Task requirements: Here are records with pictures in them. Copy all of them exactly and leave the pictures out.

** BEGIN Extracted entries **

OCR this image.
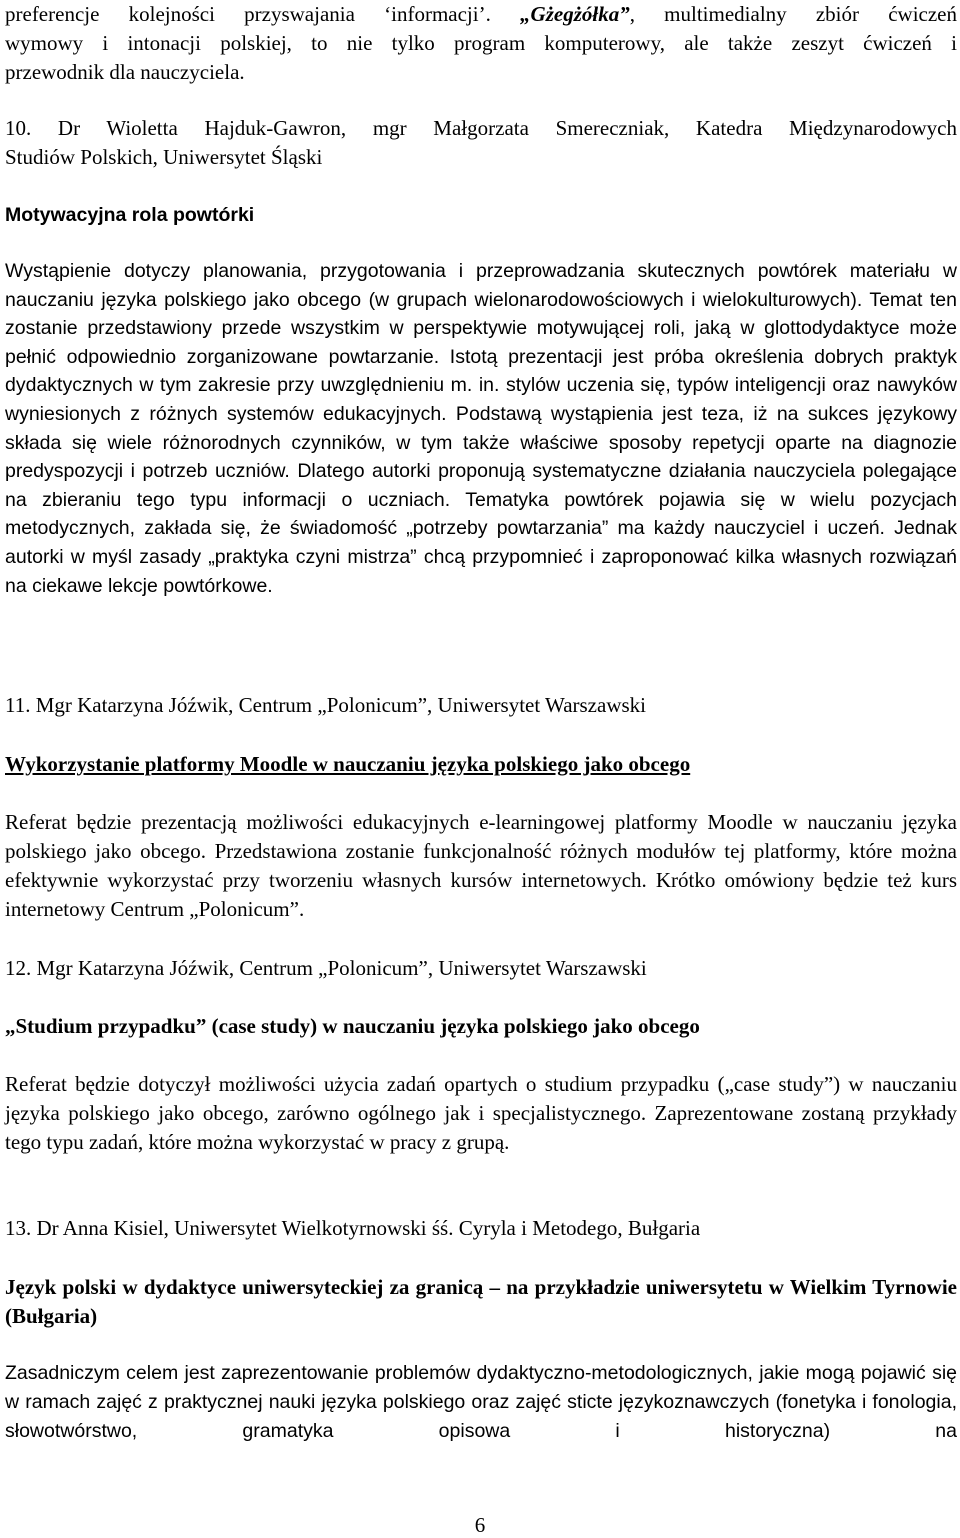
preferencje kolejności przyswajania ‘informacji’. „Gżegżółka”, multimedialny zbiór ćwiczeń

wymowy i intonacji polskiej, to nie tylko program komputerowy, ale także zeszyt ćwiczeń i

przewodnik dla nauczyciela.

10. Dr Wioletta Hajduk-Gawron, mgr Małgorzata Smereczniak, Katedra Międzynarodowych

Studiów Polskich, Uniwersytet Śląski

Motywacyjna rola powtórki

Wystąpienie dotyczy planowania, przygotowania i przeprowadzania skutecznych powtórek materiału w nauczaniu języka polskiego jako obcego (w grupach wielonarodowościowych i wielokulturowych). Temat ten zostanie przedstawiony przede wszystkim w perspektywie motywującej roli, jaką w glottodydaktyce może pełnić odpowiednio zorganizowane powtarzanie. Istotą prezentacji jest próba określenia dobrych praktyk dydaktycznych w tym zakresie przy uwzględnieniu m. in. stylów uczenia się, typów inteligencji oraz nawyków wyniesionych z różnych systemów edukacyjnych. Podstawą wystąpienia jest teza, iż na sukces językowy składa się wiele różnorodnych czynników, w tym także właściwe sposoby repetycji oparte na diagnozie predyspozycji i potrzeb uczniów. Dlatego autorki proponują systematyczne działania nauczyciela polegające na zbieraniu tego typu informacji o uczniach. Tematyka powtórek pojawia się w wielu pozycjach metodycznych, zakłada się, że świadomość „potrzeby powtarzania” ma każdy nauczyciel i uczeń. Jednak autorki w myśl zasady „praktyka czyni mistrza” chcą przypomnieć i zaproponować kilka własnych rozwiązań na ciekawe lekcje powtórkowe.

11. Mgr Katarzyna Jóźwik, Centrum „Polonicum”, Uniwersytet Warszawski

Wykorzystanie platformy Moodle w nauczaniu języka polskiego jako obcego

Referat będzie prezentacją możliwości edukacyjnych e-learningowej platformy Moodle w nauczaniu języka polskiego jako obcego. Przedstawiona zostanie funkcjonalność różnych modułów tej platformy, które można efektywnie wykorzystać przy tworzeniu własnych kursów internetowych. Krótko omówiony będzie też kurs internetowy Centrum „Polonicum”.

12. Mgr Katarzyna Jóźwik, Centrum „Polonicum”, Uniwersytet Warszawski

„Studium przypadku” (case study) w nauczaniu języka polskiego jako obcego

Referat będzie dotyczył możliwości użycia zadań opartych o studium przypadku („case study”) w nauczaniu języka polskiego jako obcego, zarówno ogólnego jak i specjalistycznego. Zaprezentowane zostaną przykłady tego typu zadań, które można wykorzystać w pracy z grupą.

13. Dr Anna Kisiel, Uniwersytet Wielkotyrnowski śś. Cyryla i Metodego, Bułgaria

Język polski w dydaktyce uniwersyteckiej za granicą – na przykładzie uniwersytetu w Wielkim Tyrnowie (Bułgaria)

Zasadniczym celem jest zaprezentowanie problemów dydaktyczno-metodologicznych, jakie mogą pojawić się w ramach zajęć z praktycznej nauki języka polskiego oraz zajęć sticte językoznawczych (fonetyka i fonologia, słowotwórstwo, gramatyka opisowa i historyczna) na

6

** END Extracted entries **

Answer for this exercise:
OCR this image.
preferencje kolejności przyswajania ‘informacji’. „Gżegżółka”, multimedialny zbiór ćwiczeń

wymowy i intonacji polskiej, to nie tylko program komputerowy, ale także zeszyt ćwiczeń i

przewodnik dla nauczyciela.

10. Dr Wioletta Hajduk-Gawron, mgr Małgorzata Smereczniak, Katedra Międzynarodowych

Studiów Polskich, Uniwersytet Śląski

Motywacyjna rola powtórki

Wystąpienie dotyczy planowania, przygotowania i przeprowadzania skutecznych powtórek materiału w nauczaniu języka polskiego jako obcego (w grupach wielonarodowościowych i wielokulturowych). Temat ten zostanie przedstawiony przede wszystkim w perspektywie motywującej roli, jaką w glottodydaktyce może pełnić odpowiednio zorganizowane powtarzanie. Istotą prezentacji jest próba określenia dobrych praktyk dydaktycznych w tym zakresie przy uwzględnieniu m. in. stylów uczenia się, typów inteligencji oraz nawyków wyniesionych z różnych systemów edukacyjnych. Podstawą wystąpienia jest teza, iż na sukces językowy składa się wiele różnorodnych czynników, w tym także właściwe sposoby repetycji oparte na diagnozie predyspozycji i potrzeb uczniów. Dlatego autorki proponują systematyczne działania nauczyciela polegające na zbieraniu tego typu informacji o uczniach. Tematyka powtórek pojawia się w wielu pozycjach metodycznych, zakłada się, że świadomość „potrzeby powtarzania” ma każdy nauczyciel i uczeń. Jednak autorki w myśl zasady „praktyka czyni mistrza” chcą przypomnieć i zaproponować kilka własnych rozwiązań na ciekawe lekcje powtórkowe.

11. Mgr Katarzyna Jóźwik, Centrum „Polonicum”, Uniwersytet Warszawski

Wykorzystanie platformy Moodle w nauczaniu języka polskiego jako obcego

Referat będzie prezentacją możliwości edukacyjnych e-learningowej platformy Moodle w nauczaniu języka polskiego jako obcego. Przedstawiona zostanie funkcjonalność różnych modułów tej platformy, które można efektywnie wykorzystać przy tworzeniu własnych kursów internetowych. Krótko omówiony będzie też kurs internetowy Centrum „Polonicum”.

12. Mgr Katarzyna Jóźwik, Centrum „Polonicum”, Uniwersytet Warszawski

„Studium przypadku” (case study) w nauczaniu języka polskiego jako obcego

Referat będzie dotyczył możliwości użycia zadań opartych o studium przypadku („case study”) w nauczaniu języka polskiego jako obcego, zarówno ogólnego jak i specjalistycznego. Zaprezentowane zostaną przykłady tego typu zadań, które można wykorzystać w pracy z grupą.

13. Dr Anna Kisiel, Uniwersytet Wielkotyrnowski śś. Cyryla i Metodego, Bułgaria

Język polski w dydaktyce uniwersyteckiej za granicą – na przykładzie uniwersytetu w Wielkim Tyrnowie (Bułgaria)

Zasadniczym celem jest zaprezentowanie problemów dydaktyczno-metodologicznych, jakie mogą pojawić się w ramach zajęć z praktycznej nauki języka polskiego oraz zajęć sticte językoznawczych (fonetyka i fonologia, słowotwórstwo, gramatyka opisowa i historyczna) na

6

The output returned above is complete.